» The input

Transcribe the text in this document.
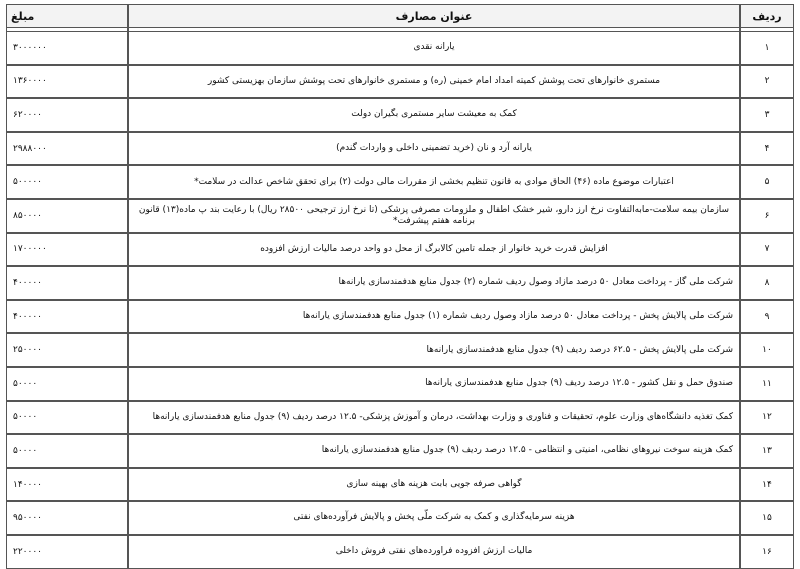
ردیف	عنوان مصارف	مبلغ

۱	یارانه نقدی	۳۰۰۰۰۰۰
۲	مستمری خانوارهای تحت پوشش کمیته امداد امام خمینی (ره) و مستمری خانوارهای تحت پوشش سازمان بهزیستی کشور	۱۳۶۰۰۰۰
۳	کمک به معیشت سایر مستمری بگیران دولت	۶۲۰۰۰۰
۴	یارانه آرد و نان (خرید تضمینی داخلی و واردات گندم)	۲۹۸۸۰۰۰
۵	اعتبارات موضوع ماده (۴۶) الحاق موادی به قانون تنظیم بخشی از مقررات مالی دولت (۲) برای تحقق شاخص عدالت در سلامت*	۵۰۰۰۰۰
۶	سازمان بیمه سلامت-مابه‌التفاوت نرخ ارز دارو، شیر خشک اطفال و ملزومات مصرفی پزشکی (تا نرخ ارز ترجیحی ۲۸۵۰۰ ریال) با رعایت بند پ ماده(۱۳) قانون برنامه هفتم پیشرفت*	۸۵۰۰۰۰
۷	افزایش قدرت خرید خانوار از جمله تامین کالابرگ از محل دو واحد درصد مالیات ارزش افزوده	۱۷۰۰۰۰۰
۸	شرکت ملی گاز - پرداخت معادل ۵۰ درصد مازاد وصول ردیف شماره (۲) جدول منابع هدفمندسازی یارانه‌ها	۴۰۰۰۰۰
۹	شرکت ملی پالایش پخش - پرداخت معادل ۵۰ درصد مازاد وصول ردیف شماره (۱) جدول منابع هدفمندسازی یارانه‌ها	۴۰۰۰۰۰
۱۰	شرکت ملی پالایش پخش - ۶۲.۵ درصد ردیف (۹) جدول منابع هدفمندسازی یارانه‌ها	۲۵۰۰۰۰
۱۱	صندوق حمل و نقل کشور - ۱۲.۵ درصد ردیف (۹) جدول منابع هدفمندسازی یارانه‌ها	۵۰۰۰۰
۱۲	کمک تغذیه دانشگاه‌های وزارت علوم، تحقیقات و فناوری و وزارت بهداشت، درمان و آموزش پزشکی- ۱۲.۵ درصد ردیف (۹) جدول منابع هدفمندسازی یارانه‌ها	۵۰۰۰۰
۱۳	کمک هزینه سوخت نیروهای نظامی، امنیتی و انتظامی - ۱۲.۵ درصد ردیف (۹) جدول منابع هدفمندسازی یارانه‌ها	۵۰۰۰۰
۱۴	گواهی صرفه جویی بابت هزینه های بهینه سازی	۱۴۰۰۰۰
۱۵	هزینه سرمایه‌گذاری و کمک به شرکت ملّی پخش و پالایش فرآورده‌های نفتی	۹۵۰۰۰۰
۱۶	مالیات ارزش افزوده فراورده‌های نفتی فروش داخلی	۲۲۰۰۰۰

» The task
Copy every line of the records above that holds the word "منابع".

» Task answer
۸	شرکت ملی گاز - پرداخت معادل ۵۰ درصد مازاد وصول ردیف شماره (۲) جدول منابع هدفمندسازی یارانه‌ها	۴۰۰۰۰۰
۹	شرکت ملی پالایش پخش - پرداخت معادل ۵۰ درصد مازاد وصول ردیف شماره (۱) جدول منابع هدفمندسازی یارانه‌ها	۴۰۰۰۰۰
۱۰	شرکت ملی پالایش پخش - ۶۲.۵ درصد ردیف (۹) جدول منابع هدفمندسازی یارانه‌ها	۲۵۰۰۰۰
۱۱	صندوق حمل و نقل کشور - ۱۲.۵ درصد ردیف (۹) جدول منابع هدفمندسازی یارانه‌ها	۵۰۰۰۰
۱۲	کمک تغذیه دانشگاه‌های وزارت علوم، تحقیقات و فناوری و وزارت بهداشت، درمان و آموزش پزشکی- ۱۲.۵ درصد ردیف (۹) جدول منابع هدفمندسازی یارانه‌ها	۵۰۰۰۰
۱۳	کمک هزینه سوخت نیروهای نظامی، امنیتی و انتظامی - ۱۲.۵ درصد ردیف (۹) جدول منابع هدفمندسازی یارانه‌ها	۵۰۰۰۰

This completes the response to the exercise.